Records from a collection:
= = = =
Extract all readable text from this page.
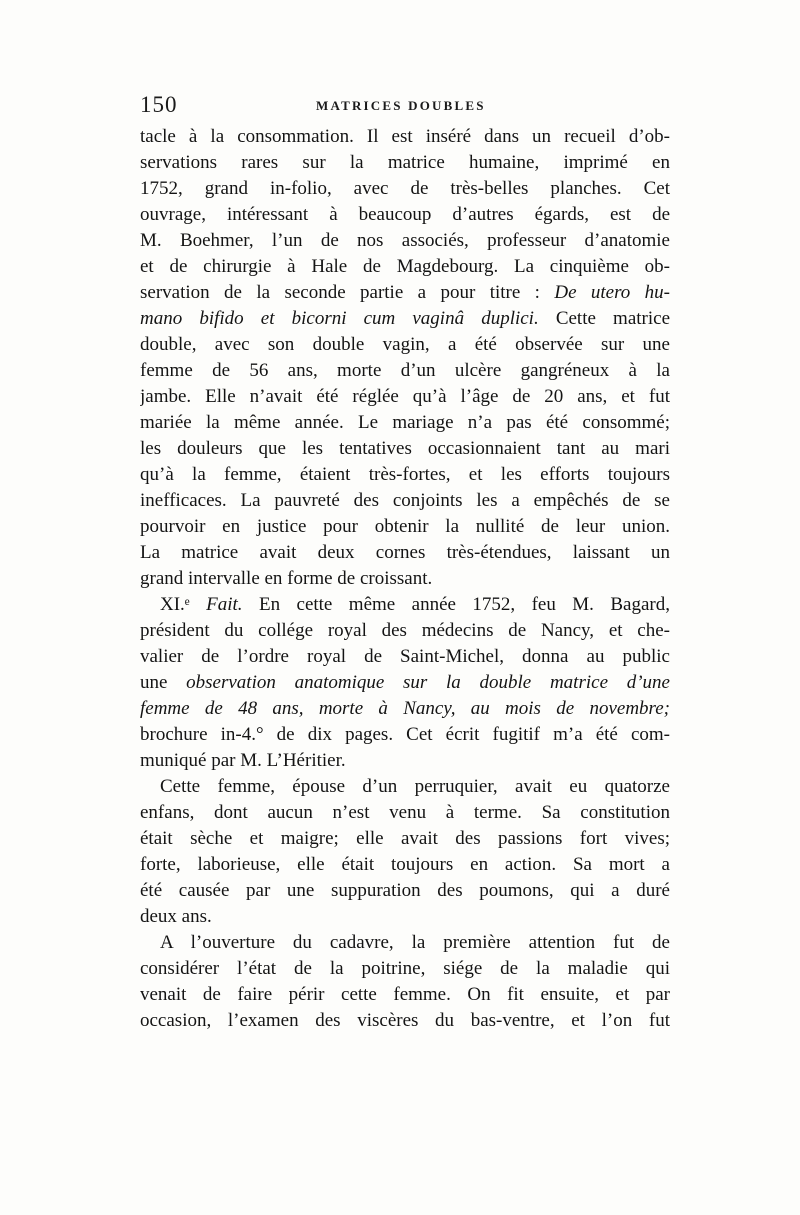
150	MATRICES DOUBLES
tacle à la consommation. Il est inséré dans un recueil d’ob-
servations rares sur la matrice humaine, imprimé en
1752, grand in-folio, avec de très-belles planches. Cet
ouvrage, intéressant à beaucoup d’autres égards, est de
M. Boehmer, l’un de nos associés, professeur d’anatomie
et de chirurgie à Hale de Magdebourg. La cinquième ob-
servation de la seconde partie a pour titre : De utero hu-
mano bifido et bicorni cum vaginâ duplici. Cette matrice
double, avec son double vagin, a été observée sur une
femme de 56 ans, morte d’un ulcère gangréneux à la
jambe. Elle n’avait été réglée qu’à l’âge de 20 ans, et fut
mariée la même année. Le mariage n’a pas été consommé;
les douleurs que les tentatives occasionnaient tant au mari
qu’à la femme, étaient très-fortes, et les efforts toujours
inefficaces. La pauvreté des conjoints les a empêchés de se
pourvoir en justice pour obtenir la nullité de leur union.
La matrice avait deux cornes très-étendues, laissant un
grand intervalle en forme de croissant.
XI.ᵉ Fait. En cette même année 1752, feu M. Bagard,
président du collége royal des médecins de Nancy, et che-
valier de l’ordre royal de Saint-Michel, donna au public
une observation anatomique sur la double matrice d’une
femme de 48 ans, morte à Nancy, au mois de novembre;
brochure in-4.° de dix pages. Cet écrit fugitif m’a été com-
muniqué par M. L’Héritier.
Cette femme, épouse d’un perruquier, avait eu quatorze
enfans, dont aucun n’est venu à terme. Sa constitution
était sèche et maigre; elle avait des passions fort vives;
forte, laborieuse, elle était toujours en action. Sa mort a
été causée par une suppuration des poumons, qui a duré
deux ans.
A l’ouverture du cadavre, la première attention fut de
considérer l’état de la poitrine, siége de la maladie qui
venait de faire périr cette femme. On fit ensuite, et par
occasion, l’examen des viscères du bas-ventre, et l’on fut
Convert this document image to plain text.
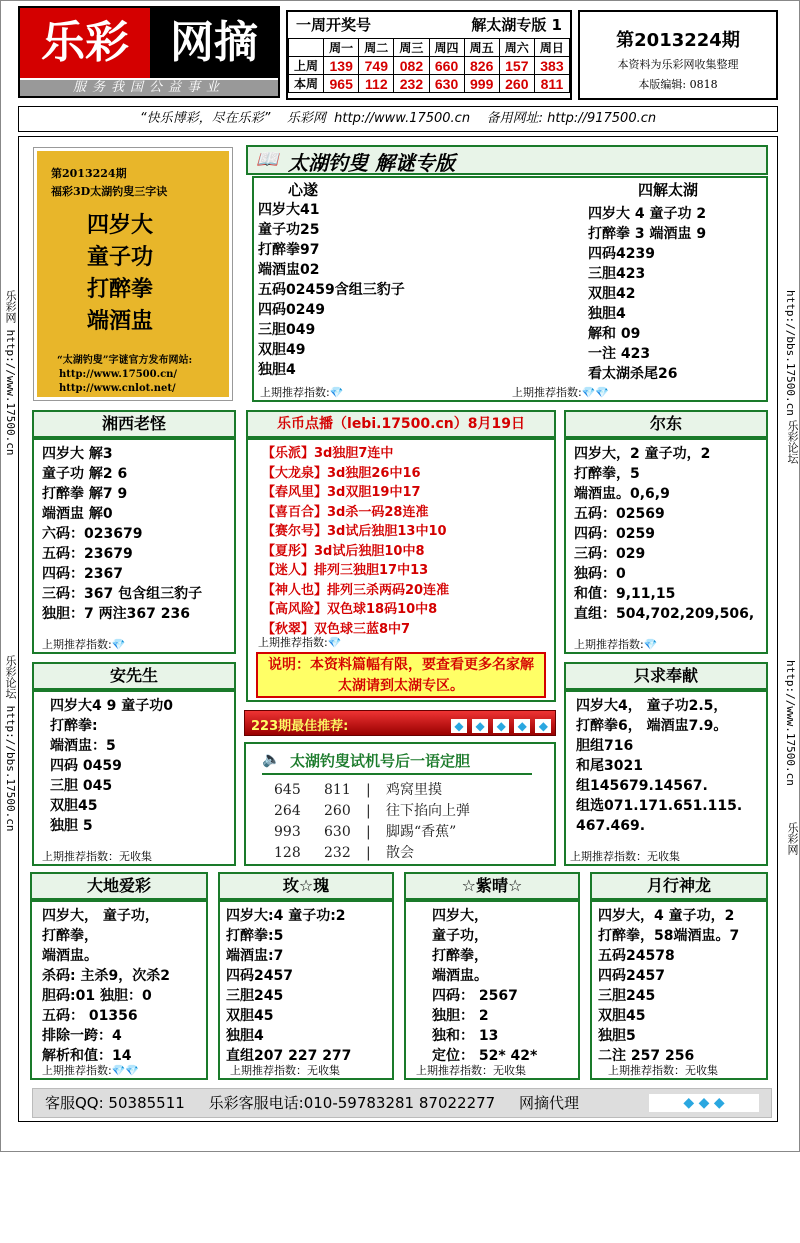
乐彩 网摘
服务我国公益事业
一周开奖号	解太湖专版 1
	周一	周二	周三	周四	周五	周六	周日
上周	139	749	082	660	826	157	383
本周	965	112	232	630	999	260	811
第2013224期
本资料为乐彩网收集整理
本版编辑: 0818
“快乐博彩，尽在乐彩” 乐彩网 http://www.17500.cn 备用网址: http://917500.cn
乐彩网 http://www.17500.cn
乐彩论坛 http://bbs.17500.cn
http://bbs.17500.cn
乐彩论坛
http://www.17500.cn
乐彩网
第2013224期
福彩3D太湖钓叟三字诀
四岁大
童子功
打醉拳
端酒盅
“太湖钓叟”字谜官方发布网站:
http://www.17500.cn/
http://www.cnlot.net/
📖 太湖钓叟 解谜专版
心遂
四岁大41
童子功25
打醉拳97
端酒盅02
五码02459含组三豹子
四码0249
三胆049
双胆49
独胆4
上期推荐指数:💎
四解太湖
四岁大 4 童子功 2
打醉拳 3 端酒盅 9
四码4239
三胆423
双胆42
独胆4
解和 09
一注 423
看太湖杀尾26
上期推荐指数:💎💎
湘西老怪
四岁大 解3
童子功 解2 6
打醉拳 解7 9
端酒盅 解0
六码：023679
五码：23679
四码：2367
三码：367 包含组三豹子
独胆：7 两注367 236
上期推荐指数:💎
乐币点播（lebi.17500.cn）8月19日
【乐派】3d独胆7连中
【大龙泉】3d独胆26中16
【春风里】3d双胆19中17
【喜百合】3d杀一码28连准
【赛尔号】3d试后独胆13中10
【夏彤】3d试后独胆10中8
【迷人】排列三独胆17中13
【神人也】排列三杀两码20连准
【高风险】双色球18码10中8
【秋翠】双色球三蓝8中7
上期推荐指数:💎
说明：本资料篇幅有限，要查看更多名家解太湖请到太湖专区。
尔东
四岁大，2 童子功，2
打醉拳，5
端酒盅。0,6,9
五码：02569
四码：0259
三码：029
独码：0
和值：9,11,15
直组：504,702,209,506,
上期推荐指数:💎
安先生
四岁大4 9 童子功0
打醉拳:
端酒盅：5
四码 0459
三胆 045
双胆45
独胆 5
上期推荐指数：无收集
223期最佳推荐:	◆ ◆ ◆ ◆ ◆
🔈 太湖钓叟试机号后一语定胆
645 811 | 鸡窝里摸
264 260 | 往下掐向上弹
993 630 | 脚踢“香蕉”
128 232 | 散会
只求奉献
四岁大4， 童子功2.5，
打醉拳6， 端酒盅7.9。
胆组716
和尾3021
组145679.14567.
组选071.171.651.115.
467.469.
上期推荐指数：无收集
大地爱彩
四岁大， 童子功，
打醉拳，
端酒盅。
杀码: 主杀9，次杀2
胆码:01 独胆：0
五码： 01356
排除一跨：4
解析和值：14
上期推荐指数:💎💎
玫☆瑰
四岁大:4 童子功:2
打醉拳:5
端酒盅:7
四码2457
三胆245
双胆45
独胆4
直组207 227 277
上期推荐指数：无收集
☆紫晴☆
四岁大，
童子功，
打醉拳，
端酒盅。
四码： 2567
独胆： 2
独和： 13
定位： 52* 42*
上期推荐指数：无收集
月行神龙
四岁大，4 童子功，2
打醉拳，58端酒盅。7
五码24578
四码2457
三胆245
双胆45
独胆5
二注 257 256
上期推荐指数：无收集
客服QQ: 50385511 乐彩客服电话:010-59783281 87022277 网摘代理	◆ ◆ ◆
= = = =
TASK:
Scan the entries above for the word "toujours" and collect each line holding it.

RESULT:
qu’à la femme, étaient très-fortes, et les efforts toujours
forte, laborieuse, elle était toujours en action. Sa mort a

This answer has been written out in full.